## Directions for this task
Return nothing but the lines from the line containing "What's the underlying" through the last line of the records, reproduced exactly.

==== Data provided ====

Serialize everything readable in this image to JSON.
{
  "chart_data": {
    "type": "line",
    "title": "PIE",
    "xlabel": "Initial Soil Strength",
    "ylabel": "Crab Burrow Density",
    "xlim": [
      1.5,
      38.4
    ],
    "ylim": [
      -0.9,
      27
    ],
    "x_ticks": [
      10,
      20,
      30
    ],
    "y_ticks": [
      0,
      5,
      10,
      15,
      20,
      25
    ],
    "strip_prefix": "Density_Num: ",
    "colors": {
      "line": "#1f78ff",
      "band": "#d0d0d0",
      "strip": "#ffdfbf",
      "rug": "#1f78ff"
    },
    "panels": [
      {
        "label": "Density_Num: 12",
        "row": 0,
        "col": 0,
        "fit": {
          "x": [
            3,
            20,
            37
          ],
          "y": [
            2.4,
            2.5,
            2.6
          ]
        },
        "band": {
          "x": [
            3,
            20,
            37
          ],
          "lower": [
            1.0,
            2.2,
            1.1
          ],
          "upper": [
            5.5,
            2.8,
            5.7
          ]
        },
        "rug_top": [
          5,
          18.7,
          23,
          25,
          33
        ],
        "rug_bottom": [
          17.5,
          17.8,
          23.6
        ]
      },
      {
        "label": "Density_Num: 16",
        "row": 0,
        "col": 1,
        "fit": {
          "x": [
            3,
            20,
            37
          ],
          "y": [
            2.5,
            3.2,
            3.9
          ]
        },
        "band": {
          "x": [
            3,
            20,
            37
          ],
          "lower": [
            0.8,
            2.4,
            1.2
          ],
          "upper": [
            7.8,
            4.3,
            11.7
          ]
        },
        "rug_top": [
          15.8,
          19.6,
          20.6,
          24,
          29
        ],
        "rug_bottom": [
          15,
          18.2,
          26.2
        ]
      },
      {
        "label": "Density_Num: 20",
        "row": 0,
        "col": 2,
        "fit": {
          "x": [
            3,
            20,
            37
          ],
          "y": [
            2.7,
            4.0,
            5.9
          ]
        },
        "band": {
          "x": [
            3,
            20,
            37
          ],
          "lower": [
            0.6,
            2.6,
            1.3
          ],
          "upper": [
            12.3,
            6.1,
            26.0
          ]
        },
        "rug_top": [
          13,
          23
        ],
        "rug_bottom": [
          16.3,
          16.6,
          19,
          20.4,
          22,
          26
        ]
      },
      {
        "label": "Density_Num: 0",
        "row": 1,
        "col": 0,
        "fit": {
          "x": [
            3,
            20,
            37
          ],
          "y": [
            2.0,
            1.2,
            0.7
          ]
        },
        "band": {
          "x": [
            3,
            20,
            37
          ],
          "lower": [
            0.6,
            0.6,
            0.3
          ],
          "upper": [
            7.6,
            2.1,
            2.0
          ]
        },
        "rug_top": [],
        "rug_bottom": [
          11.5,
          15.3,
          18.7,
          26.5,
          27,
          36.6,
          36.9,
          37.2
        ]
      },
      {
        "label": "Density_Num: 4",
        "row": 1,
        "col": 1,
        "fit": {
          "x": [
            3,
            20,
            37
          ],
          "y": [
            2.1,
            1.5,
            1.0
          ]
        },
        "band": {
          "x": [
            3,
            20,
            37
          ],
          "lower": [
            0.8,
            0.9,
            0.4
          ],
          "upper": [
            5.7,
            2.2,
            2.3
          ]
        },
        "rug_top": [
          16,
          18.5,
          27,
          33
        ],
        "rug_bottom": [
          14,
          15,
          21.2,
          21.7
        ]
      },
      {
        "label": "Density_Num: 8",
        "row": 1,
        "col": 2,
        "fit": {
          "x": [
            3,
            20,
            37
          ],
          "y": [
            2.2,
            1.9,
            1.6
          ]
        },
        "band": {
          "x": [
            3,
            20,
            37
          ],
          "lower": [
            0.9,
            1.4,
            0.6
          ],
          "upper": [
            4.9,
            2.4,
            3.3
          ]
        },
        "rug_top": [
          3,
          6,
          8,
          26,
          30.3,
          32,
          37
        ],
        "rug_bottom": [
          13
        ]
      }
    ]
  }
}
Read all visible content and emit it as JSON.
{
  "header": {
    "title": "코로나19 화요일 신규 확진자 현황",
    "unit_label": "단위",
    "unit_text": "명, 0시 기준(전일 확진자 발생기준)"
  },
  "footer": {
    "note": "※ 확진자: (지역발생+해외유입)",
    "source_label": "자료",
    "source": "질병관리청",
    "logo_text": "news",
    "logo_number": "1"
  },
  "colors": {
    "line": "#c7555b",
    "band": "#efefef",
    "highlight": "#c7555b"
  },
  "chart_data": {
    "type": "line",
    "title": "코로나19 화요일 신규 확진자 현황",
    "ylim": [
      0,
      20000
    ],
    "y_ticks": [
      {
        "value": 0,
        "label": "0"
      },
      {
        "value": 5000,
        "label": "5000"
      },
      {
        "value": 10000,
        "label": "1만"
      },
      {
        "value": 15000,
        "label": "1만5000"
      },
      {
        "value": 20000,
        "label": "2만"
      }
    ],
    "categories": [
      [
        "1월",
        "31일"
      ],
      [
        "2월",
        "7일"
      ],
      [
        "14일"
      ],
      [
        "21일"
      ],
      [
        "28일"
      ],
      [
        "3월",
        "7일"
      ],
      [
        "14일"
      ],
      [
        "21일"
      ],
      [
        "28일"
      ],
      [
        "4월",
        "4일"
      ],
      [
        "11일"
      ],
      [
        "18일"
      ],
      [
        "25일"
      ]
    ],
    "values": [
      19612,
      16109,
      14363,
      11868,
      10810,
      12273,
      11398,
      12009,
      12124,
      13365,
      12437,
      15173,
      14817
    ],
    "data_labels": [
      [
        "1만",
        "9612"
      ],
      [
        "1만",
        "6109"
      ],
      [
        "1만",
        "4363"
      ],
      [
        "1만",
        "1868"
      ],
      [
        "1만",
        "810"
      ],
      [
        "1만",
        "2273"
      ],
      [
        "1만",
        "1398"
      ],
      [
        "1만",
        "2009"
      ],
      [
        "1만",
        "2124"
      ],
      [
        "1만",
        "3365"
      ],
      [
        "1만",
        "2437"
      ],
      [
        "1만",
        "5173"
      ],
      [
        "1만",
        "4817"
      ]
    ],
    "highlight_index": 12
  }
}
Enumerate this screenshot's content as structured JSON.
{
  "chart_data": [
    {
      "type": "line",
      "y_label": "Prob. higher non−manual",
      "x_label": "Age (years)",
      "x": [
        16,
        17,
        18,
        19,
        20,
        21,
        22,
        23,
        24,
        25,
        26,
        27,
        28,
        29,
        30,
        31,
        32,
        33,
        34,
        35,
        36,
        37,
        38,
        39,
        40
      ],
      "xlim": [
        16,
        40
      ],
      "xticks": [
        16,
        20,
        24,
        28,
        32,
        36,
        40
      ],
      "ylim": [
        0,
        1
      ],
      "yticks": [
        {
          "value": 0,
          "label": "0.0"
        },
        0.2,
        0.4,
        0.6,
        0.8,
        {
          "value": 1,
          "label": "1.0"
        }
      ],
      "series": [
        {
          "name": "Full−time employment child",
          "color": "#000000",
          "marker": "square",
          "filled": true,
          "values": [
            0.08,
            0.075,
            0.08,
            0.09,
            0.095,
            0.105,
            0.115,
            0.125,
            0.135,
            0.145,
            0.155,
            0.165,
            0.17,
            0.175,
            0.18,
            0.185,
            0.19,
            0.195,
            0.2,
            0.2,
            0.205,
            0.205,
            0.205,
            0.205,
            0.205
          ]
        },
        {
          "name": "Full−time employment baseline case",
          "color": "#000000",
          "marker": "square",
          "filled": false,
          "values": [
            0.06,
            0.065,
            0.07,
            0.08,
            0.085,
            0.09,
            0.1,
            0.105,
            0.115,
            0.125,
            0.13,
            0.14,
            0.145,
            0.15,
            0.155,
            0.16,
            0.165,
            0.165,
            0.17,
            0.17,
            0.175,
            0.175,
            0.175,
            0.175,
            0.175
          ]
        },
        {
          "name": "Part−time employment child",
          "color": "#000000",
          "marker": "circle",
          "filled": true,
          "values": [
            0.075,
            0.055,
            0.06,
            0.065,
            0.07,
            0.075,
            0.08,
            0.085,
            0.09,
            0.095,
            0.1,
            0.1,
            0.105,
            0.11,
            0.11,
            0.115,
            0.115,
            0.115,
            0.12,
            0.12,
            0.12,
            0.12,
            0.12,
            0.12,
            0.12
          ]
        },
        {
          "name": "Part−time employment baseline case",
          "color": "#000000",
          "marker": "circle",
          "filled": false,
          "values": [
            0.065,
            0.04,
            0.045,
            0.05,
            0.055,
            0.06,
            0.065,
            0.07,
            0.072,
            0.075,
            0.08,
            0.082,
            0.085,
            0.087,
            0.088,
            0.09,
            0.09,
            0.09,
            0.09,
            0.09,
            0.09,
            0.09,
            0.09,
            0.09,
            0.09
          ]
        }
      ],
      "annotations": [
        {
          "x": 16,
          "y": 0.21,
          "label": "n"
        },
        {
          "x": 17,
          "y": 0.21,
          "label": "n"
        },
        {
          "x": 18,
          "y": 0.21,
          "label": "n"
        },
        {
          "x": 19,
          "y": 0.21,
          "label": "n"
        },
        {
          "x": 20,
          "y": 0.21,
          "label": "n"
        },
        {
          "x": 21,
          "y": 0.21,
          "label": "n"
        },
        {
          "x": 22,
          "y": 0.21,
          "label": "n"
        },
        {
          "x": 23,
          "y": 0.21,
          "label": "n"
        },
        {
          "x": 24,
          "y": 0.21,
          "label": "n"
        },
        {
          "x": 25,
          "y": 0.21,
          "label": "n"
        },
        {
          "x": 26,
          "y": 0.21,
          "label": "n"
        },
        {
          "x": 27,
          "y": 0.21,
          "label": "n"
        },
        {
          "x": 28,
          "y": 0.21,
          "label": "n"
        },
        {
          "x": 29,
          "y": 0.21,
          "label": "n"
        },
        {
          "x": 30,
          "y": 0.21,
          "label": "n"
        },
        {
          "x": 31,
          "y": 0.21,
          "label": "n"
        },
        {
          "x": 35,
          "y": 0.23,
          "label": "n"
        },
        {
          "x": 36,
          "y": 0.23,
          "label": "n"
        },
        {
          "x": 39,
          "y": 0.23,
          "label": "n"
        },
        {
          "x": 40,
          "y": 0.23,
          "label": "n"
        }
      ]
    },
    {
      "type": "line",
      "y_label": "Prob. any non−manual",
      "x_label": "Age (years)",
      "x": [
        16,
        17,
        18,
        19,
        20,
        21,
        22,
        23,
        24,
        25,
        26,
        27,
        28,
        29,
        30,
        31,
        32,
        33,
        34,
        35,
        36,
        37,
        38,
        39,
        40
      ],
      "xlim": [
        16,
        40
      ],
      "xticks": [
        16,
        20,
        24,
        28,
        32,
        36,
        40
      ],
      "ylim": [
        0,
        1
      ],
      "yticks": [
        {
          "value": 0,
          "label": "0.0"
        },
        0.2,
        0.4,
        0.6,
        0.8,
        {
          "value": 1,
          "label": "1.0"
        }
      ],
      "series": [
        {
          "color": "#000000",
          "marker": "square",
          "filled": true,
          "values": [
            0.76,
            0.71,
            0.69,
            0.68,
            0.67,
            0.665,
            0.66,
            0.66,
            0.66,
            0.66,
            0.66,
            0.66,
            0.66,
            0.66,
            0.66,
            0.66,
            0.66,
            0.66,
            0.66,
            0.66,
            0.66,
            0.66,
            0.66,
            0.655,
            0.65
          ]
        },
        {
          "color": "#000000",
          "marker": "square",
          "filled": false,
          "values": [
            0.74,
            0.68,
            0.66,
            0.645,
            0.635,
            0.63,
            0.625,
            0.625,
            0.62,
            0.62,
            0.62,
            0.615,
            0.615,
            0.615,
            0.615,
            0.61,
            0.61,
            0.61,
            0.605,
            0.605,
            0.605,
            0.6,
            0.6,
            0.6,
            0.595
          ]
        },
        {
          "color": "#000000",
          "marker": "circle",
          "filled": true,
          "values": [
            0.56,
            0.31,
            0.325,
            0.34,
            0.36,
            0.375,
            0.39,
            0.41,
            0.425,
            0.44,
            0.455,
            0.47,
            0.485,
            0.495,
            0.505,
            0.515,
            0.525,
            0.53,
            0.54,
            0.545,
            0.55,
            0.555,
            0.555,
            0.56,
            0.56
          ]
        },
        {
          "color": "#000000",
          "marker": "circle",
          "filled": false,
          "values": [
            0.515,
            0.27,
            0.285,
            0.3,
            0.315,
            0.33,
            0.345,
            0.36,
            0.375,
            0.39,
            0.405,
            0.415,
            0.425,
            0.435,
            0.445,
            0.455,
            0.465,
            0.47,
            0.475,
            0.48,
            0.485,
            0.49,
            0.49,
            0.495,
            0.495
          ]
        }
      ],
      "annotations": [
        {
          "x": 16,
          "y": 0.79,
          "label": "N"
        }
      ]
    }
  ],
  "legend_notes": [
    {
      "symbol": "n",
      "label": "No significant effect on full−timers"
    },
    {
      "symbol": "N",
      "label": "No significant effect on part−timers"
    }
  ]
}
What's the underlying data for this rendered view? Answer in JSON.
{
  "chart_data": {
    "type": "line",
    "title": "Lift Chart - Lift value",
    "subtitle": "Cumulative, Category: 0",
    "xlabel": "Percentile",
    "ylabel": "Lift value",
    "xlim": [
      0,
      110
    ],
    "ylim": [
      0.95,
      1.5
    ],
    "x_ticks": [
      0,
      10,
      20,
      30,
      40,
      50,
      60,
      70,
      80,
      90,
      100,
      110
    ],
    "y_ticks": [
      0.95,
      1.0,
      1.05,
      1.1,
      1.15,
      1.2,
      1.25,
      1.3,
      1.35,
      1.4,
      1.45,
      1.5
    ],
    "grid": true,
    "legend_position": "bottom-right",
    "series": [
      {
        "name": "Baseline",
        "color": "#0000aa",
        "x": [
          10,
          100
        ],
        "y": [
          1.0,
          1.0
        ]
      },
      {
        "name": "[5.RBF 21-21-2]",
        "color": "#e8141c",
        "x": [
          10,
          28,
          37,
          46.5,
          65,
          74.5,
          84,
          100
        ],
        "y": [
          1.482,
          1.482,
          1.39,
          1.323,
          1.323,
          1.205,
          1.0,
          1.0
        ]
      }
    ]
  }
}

====

## Output of the task
What's the underlying data for this rendered view? Answer in JSON.
{
  "chart_data": {
    "type": "line",
    "title": "Lift Chart - Lift value",
    "subtitle": "Cumulative, Category: 0",
    "xlabel": "Percentile",
    "ylabel": "Lift value",
    "xlim": [
      0,
      110
    ],
    "ylim": [
      0.95,
      1.5
    ],
    "x_ticks": [
      0,
      10,
      20,
      30,
      40,
      50,
      60,
      70,
      80,
      90,
      100,
      110
    ],
    "y_ticks": [
      0.95,
      1.0,
      1.05,
      1.1,
      1.15,
      1.2,
      1.25,
      1.3,
      1.35,
      1.4,
      1.45,
      1.5
    ],
    "grid": true,
    "legend_position": "bottom-right",
    "series": [
      {
        "name": "Baseline",
        "color": "#0000aa",
        "x": [
          10,
          100
        ],
        "y": [
          1.0,
          1.0
        ]
      },
      {
        "name": "[5.RBF 21-21-2]",
        "color": "#e8141c",
        "x": [
          10,
          28,
          37,
          46.5,
          65,
          74.5,
          84,
          100
        ],
        "y": [
          1.482,
          1.482,
          1.39,
          1.323,
          1.323,
          1.205,
          1.0,
          1.0
        ]
      }
    ]
  }
}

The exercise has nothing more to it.